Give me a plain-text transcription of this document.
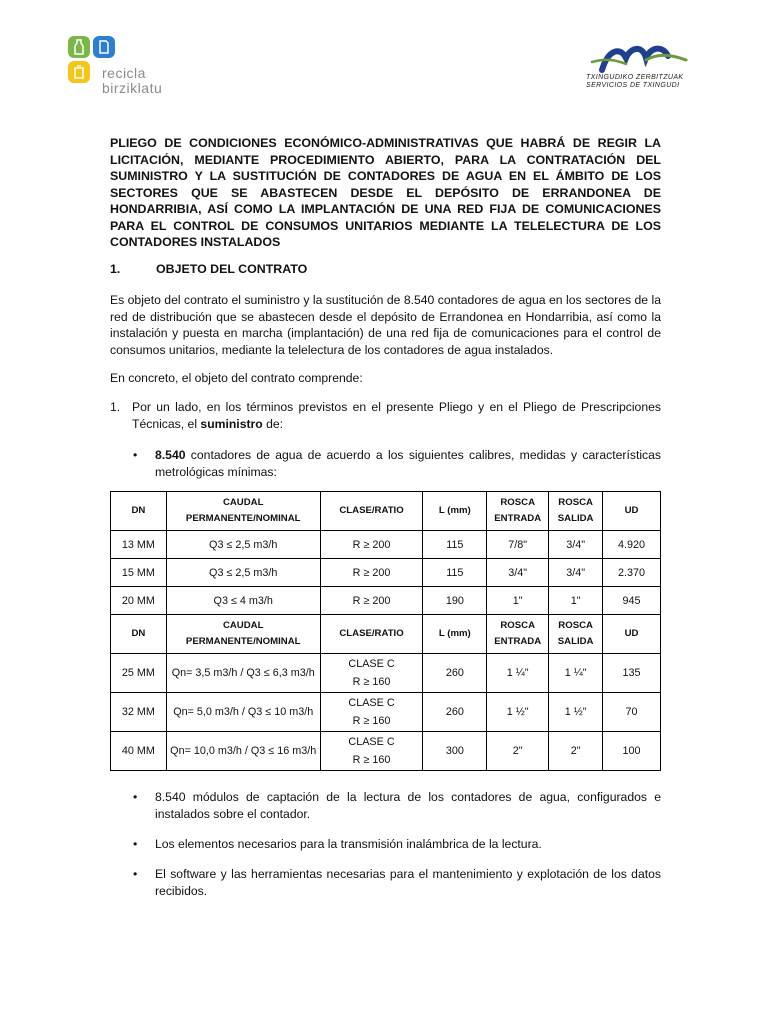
recicla
birziklatu
TXINGUDIKO ZERBITZUAK
SERVICIOS DE TXINGUDI
PLIEGO DE CONDICIONES ECONÓMICO-ADMINISTRATIVAS QUE HABRÁ DE REGIR LA LICITACIÓN, MEDIANTE PROCEDIMIENTO ABIERTO, PARA LA CONTRATACIÓN DEL SUMINISTRO Y LA SUSTITUCIÓN DE CONTADORES DE AGUA EN EL ÁMBITO DE LOS SECTORES QUE SE ABASTECEN DESDE EL DEPÓSITO DE ERRANDONEA DE HONDARRIBIA, ASÍ COMO LA IMPLANTACIÓN DE UNA RED FIJA DE COMUNICACIONES PARA EL CONTROL DE CONSUMOS UNITARIOS MEDIANTE LA TELELECTURA DE LOS CONTADORES INSTALADOS
1.	OBJETO DEL CONTRATO
Es objeto del contrato el suministro y la sustitución de 8.540 contadores de agua en los sectores de la red de distribución que se abastecen desde el depósito de Errandonea en Hondarribia, así como la instalación y puesta en marcha (implantación) de una red fija de comunicaciones para el control de consumos unitarios, mediante la telelectura de los contadores de agua instalados.
En concreto, el objeto del contrato comprende:
1. Por un lado, en los términos previstos en el presente Pliego y en el Pliego de Prescripciones Técnicas, el suministro de:
• 8.540 contadores de agua de acuerdo a los siguientes calibres, medidas y características metrológicas mínimas:
DN	CAUDAL PERMANENTE/NOMINAL	CLASE/RATIO	L (mm)	ROSCA ENTRADA	ROSCA SALIDA	UD
13 MM	Q3 ≤ 2,5 m3/h	R ≥ 200	115	7/8"	3/4"	4.920
15 MM	Q3 ≤ 2,5 m3/h	R ≥ 200	115	3/4"	3/4"	2.370
20 MM	Q3 ≤ 4 m3/h	R ≥ 200	190	1"	1"	945
DN	CAUDAL PERMANENTE/NOMINAL	CLASE/RATIO	L (mm)	ROSCA ENTRADA	ROSCA SALIDA	UD
25 MM	Qn= 3,5 m3/h / Q3 ≤ 6,3 m3/h	CLASE C
R ≥ 160	260	1 ¼"	1 ¼"	135
32 MM	Qn= 5,0 m3/h / Q3 ≤ 10 m3/h	CLASE C
R ≥ 160	260	1 ½"	1 ½"	70
40 MM	Qn= 10,0 m3/h / Q3 ≤ 16 m3/h	CLASE C
R ≥ 160	300	2"	2"	100
• 8.540 módulos de captación de la lectura de los contadores de agua, configurados e instalados sobre el contador.
• Los elementos necesarios para la transmisión inalámbrica de la lectura.
• El software y las herramientas necesarias para el mantenimiento y explotación de los datos recibidos.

———

*Written instruction*
Using the records above, find and show each line with the string "CLASE".

*Written response*
DN	CAUDAL PERMANENTE/NOMINAL	CLASE/RATIO	L (mm)	ROSCA ENTRADA	ROSCA SALIDA	UD
DN	CAUDAL PERMANENTE/NOMINAL	CLASE/RATIO	L (mm)	ROSCA ENTRADA	ROSCA SALIDA	UD
25 MM	Qn= 3,5 m3/h / Q3 ≤ 6,3 m3/h	CLASE C
32 MM	Qn= 5,0 m3/h / Q3 ≤ 10 m3/h	CLASE C
40 MM	Qn= 10,0 m3/h / Q3 ≤ 16 m3/h	CLASE C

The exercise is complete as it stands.